Work to do.
Your task is to extract every line from the material below exactly.

Provided material.
━━━━━━━━━━━━━━━━
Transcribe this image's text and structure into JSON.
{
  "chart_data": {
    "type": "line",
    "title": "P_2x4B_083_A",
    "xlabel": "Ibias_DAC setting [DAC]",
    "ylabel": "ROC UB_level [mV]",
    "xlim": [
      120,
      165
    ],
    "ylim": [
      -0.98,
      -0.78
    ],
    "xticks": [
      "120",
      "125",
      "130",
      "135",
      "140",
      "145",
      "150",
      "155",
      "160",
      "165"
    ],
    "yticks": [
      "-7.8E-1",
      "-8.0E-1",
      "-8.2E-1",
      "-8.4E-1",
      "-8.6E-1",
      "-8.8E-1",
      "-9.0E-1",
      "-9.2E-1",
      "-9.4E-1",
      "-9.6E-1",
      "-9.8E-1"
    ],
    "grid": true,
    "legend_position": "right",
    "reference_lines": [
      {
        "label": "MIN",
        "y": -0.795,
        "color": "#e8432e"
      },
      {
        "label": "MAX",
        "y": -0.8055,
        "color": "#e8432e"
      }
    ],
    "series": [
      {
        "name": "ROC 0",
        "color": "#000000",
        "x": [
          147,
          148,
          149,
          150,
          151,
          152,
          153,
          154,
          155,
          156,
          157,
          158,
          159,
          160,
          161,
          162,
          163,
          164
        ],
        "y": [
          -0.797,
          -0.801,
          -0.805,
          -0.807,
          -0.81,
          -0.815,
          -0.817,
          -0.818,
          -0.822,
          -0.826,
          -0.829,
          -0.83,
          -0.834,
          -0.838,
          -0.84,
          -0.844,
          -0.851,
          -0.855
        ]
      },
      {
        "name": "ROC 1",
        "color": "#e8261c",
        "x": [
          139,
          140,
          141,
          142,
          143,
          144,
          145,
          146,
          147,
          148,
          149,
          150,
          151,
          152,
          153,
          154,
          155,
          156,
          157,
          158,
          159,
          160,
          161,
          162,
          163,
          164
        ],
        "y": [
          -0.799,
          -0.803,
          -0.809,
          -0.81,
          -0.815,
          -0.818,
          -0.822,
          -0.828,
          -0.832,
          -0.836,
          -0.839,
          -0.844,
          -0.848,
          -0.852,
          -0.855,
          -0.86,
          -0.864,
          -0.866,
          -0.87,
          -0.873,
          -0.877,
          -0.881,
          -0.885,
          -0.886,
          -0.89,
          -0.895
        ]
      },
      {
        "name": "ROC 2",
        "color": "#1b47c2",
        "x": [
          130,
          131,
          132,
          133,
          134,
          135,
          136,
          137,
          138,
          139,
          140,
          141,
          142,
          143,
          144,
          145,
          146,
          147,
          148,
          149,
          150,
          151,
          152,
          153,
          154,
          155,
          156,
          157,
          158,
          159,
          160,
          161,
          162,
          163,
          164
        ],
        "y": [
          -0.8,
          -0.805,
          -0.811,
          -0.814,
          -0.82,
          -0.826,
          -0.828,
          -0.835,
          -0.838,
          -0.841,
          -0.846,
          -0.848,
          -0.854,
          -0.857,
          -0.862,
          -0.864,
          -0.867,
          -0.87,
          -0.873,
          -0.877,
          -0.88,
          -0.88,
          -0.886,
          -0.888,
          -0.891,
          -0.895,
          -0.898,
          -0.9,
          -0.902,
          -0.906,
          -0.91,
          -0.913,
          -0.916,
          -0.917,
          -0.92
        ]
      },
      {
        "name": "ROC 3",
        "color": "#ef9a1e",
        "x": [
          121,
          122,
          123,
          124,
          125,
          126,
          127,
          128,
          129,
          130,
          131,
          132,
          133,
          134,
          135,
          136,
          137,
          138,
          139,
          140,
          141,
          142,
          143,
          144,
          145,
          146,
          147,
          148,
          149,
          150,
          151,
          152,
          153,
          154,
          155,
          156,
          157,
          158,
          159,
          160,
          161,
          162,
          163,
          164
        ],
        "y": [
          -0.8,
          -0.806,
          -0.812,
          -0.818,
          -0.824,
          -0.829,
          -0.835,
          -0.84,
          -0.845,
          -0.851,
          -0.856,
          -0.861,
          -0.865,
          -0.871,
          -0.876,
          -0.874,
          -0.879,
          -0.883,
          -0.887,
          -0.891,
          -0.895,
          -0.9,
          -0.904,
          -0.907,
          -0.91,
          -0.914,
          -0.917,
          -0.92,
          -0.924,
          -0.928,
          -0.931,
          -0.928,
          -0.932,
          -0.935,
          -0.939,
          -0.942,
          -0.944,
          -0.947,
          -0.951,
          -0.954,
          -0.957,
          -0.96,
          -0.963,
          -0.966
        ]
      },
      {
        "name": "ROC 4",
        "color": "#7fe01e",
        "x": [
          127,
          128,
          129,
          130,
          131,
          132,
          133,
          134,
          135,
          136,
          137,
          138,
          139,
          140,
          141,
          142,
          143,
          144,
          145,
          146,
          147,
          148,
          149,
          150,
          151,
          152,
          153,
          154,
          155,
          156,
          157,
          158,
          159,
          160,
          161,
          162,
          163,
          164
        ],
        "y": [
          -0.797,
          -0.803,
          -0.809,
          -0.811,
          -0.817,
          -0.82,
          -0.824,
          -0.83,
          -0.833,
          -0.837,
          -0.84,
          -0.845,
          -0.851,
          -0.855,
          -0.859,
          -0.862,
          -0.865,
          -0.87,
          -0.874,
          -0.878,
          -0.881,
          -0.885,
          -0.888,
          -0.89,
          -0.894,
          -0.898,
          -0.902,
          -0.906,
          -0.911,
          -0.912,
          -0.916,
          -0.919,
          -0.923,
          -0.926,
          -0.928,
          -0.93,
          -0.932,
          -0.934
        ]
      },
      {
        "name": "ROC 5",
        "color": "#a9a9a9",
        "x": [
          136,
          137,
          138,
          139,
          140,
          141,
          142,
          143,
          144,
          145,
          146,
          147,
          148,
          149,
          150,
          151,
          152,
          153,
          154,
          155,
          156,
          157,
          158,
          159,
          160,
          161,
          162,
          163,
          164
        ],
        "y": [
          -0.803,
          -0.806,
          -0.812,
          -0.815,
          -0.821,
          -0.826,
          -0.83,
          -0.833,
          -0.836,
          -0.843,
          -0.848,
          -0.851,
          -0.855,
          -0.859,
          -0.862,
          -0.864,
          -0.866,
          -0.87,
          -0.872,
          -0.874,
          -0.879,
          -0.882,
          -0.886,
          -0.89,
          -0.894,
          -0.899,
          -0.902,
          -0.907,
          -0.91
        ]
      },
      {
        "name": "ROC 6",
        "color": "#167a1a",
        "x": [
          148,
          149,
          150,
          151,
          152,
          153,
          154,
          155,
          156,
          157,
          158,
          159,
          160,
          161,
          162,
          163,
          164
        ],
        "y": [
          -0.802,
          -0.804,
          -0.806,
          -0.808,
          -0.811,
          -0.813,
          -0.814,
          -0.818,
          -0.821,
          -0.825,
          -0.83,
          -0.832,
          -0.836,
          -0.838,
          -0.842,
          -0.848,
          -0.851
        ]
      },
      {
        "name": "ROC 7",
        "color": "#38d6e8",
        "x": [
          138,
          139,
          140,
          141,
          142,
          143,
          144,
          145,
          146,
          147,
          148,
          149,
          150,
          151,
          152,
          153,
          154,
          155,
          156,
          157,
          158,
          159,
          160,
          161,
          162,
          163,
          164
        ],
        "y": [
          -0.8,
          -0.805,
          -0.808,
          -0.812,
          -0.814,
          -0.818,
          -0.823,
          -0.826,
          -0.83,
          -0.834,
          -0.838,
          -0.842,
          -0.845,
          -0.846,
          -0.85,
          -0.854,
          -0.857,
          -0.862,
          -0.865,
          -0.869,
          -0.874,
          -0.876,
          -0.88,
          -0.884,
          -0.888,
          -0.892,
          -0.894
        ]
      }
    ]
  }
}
━━━━━━━━━━━━━━━━
Task solution.
Transcribe this image's text and structure into JSON.
{
  "chart_data": {
    "type": "line",
    "title": "P_2x4B_083_A",
    "xlabel": "Ibias_DAC setting [DAC]",
    "ylabel": "ROC UB_level [mV]",
    "xlim": [
      120,
      165
    ],
    "ylim": [
      -0.98,
      -0.78
    ],
    "xticks": [
      "120",
      "125",
      "130",
      "135",
      "140",
      "145",
      "150",
      "155",
      "160",
      "165"
    ],
    "yticks": [
      "-7.8E-1",
      "-8.0E-1",
      "-8.2E-1",
      "-8.4E-1",
      "-8.6E-1",
      "-8.8E-1",
      "-9.0E-1",
      "-9.2E-1",
      "-9.4E-1",
      "-9.6E-1",
      "-9.8E-1"
    ],
    "grid": true,
    "legend_position": "right",
    "reference_lines": [
      {
        "label": "MIN",
        "y": -0.795,
        "color": "#e8432e"
      },
      {
        "label": "MAX",
        "y": -0.8055,
        "color": "#e8432e"
      }
    ],
    "series": [
      {
        "name": "ROC 0",
        "color": "#000000",
        "x": [
          147,
          148,
          149,
          150,
          151,
          152,
          153,
          154,
          155,
          156,
          157,
          158,
          159,
          160,
          161,
          162,
          163,
          164
        ],
        "y": [
          -0.797,
          -0.801,
          -0.805,
          -0.807,
          -0.81,
          -0.815,
          -0.817,
          -0.818,
          -0.822,
          -0.826,
          -0.829,
          -0.83,
          -0.834,
          -0.838,
          -0.84,
          -0.844,
          -0.851,
          -0.855
        ]
      },
      {
        "name": "ROC 1",
        "color": "#e8261c",
        "x": [
          139,
          140,
          141,
          142,
          143,
          144,
          145,
          146,
          147,
          148,
          149,
          150,
          151,
          152,
          153,
          154,
          155,
          156,
          157,
          158,
          159,
          160,
          161,
          162,
          163,
          164
        ],
        "y": [
          -0.799,
          -0.803,
          -0.809,
          -0.81,
          -0.815,
          -0.818,
          -0.822,
          -0.828,
          -0.832,
          -0.836,
          -0.839,
          -0.844,
          -0.848,
          -0.852,
          -0.855,
          -0.86,
          -0.864,
          -0.866,
          -0.87,
          -0.873,
          -0.877,
          -0.881,
          -0.885,
          -0.886,
          -0.89,
          -0.895
        ]
      },
      {
        "name": "ROC 2",
        "color": "#1b47c2",
        "x": [
          130,
          131,
          132,
          133,
          134,
          135,
          136,
          137,
          138,
          139,
          140,
          141,
          142,
          143,
          144,
          145,
          146,
          147,
          148,
          149,
          150,
          151,
          152,
          153,
          154,
          155,
          156,
          157,
          158,
          159,
          160,
          161,
          162,
          163,
          164
        ],
        "y": [
          -0.8,
          -0.805,
          -0.811,
          -0.814,
          -0.82,
          -0.826,
          -0.828,
          -0.835,
          -0.838,
          -0.841,
          -0.846,
          -0.848,
          -0.854,
          -0.857,
          -0.862,
          -0.864,
          -0.867,
          -0.87,
          -0.873,
          -0.877,
          -0.88,
          -0.88,
          -0.886,
          -0.888,
          -0.891,
          -0.895,
          -0.898,
          -0.9,
          -0.902,
          -0.906,
          -0.91,
          -0.913,
          -0.916,
          -0.917,
          -0.92
        ]
      },
      {
        "name": "ROC 3",
        "color": "#ef9a1e",
        "x": [
          121,
          122,
          123,
          124,
          125,
          126,
          127,
          128,
          129,
          130,
          131,
          132,
          133,
          134,
          135,
          136,
          137,
          138,
          139,
          140,
          141,
          142,
          143,
          144,
          145,
          146,
          147,
          148,
          149,
          150,
          151,
          152,
          153,
          154,
          155,
          156,
          157,
          158,
          159,
          160,
          161,
          162,
          163,
          164
        ],
        "y": [
          -0.8,
          -0.806,
          -0.812,
          -0.818,
          -0.824,
          -0.829,
          -0.835,
          -0.84,
          -0.845,
          -0.851,
          -0.856,
          -0.861,
          -0.865,
          -0.871,
          -0.876,
          -0.874,
          -0.879,
          -0.883,
          -0.887,
          -0.891,
          -0.895,
          -0.9,
          -0.904,
          -0.907,
          -0.91,
          -0.914,
          -0.917,
          -0.92,
          -0.924,
          -0.928,
          -0.931,
          -0.928,
          -0.932,
          -0.935,
          -0.939,
          -0.942,
          -0.944,
          -0.947,
          -0.951,
          -0.954,
          -0.957,
          -0.96,
          -0.963,
          -0.966
        ]
      },
      {
        "name": "ROC 4",
        "color": "#7fe01e",
        "x": [
          127,
          128,
          129,
          130,
          131,
          132,
          133,
          134,
          135,
          136,
          137,
          138,
          139,
          140,
          141,
          142,
          143,
          144,
          145,
          146,
          147,
          148,
          149,
          150,
          151,
          152,
          153,
          154,
          155,
          156,
          157,
          158,
          159,
          160,
          161,
          162,
          163,
          164
        ],
        "y": [
          -0.797,
          -0.803,
          -0.809,
          -0.811,
          -0.817,
          -0.82,
          -0.824,
          -0.83,
          -0.833,
          -0.837,
          -0.84,
          -0.845,
          -0.851,
          -0.855,
          -0.859,
          -0.862,
          -0.865,
          -0.87,
          -0.874,
          -0.878,
          -0.881,
          -0.885,
          -0.888,
          -0.89,
          -0.894,
          -0.898,
          -0.902,
          -0.906,
          -0.911,
          -0.912,
          -0.916,
          -0.919,
          -0.923,
          -0.926,
          -0.928,
          -0.93,
          -0.932,
          -0.934
        ]
      },
      {
        "name": "ROC 5",
        "color": "#a9a9a9",
        "x": [
          136,
          137,
          138,
          139,
          140,
          141,
          142,
          143,
          144,
          145,
          146,
          147,
          148,
          149,
          150,
          151,
          152,
          153,
          154,
          155,
          156,
          157,
          158,
          159,
          160,
          161,
          162,
          163,
          164
        ],
        "y": [
          -0.803,
          -0.806,
          -0.812,
          -0.815,
          -0.821,
          -0.826,
          -0.83,
          -0.833,
          -0.836,
          -0.843,
          -0.848,
          -0.851,
          -0.855,
          -0.859,
          -0.862,
          -0.864,
          -0.866,
          -0.87,
          -0.872,
          -0.874,
          -0.879,
          -0.882,
          -0.886,
          -0.89,
          -0.894,
          -0.899,
          -0.902,
          -0.907,
          -0.91
        ]
      },
      {
        "name": "ROC 6",
        "color": "#167a1a",
        "x": [
          148,
          149,
          150,
          151,
          152,
          153,
          154,
          155,
          156,
          157,
          158,
          159,
          160,
          161,
          162,
          163,
          164
        ],
        "y": [
          -0.802,
          -0.804,
          -0.806,
          -0.808,
          -0.811,
          -0.813,
          -0.814,
          -0.818,
          -0.821,
          -0.825,
          -0.83,
          -0.832,
          -0.836,
          -0.838,
          -0.842,
          -0.848,
          -0.851
        ]
      },
      {
        "name": "ROC 7",
        "color": "#38d6e8",
        "x": [
          138,
          139,
          140,
          141,
          142,
          143,
          144,
          145,
          146,
          147,
          148,
          149,
          150,
          151,
          152,
          153,
          154,
          155,
          156,
          157,
          158,
          159,
          160,
          161,
          162,
          163,
          164
        ],
        "y": [
          -0.8,
          -0.805,
          -0.808,
          -0.812,
          -0.814,
          -0.818,
          -0.823,
          -0.826,
          -0.83,
          -0.834,
          -0.838,
          -0.842,
          -0.845,
          -0.846,
          -0.85,
          -0.854,
          -0.857,
          -0.862,
          -0.865,
          -0.869,
          -0.874,
          -0.876,
          -0.88,
          -0.884,
          -0.888,
          -0.892,
          -0.894
        ]
      }
    ]
  }
}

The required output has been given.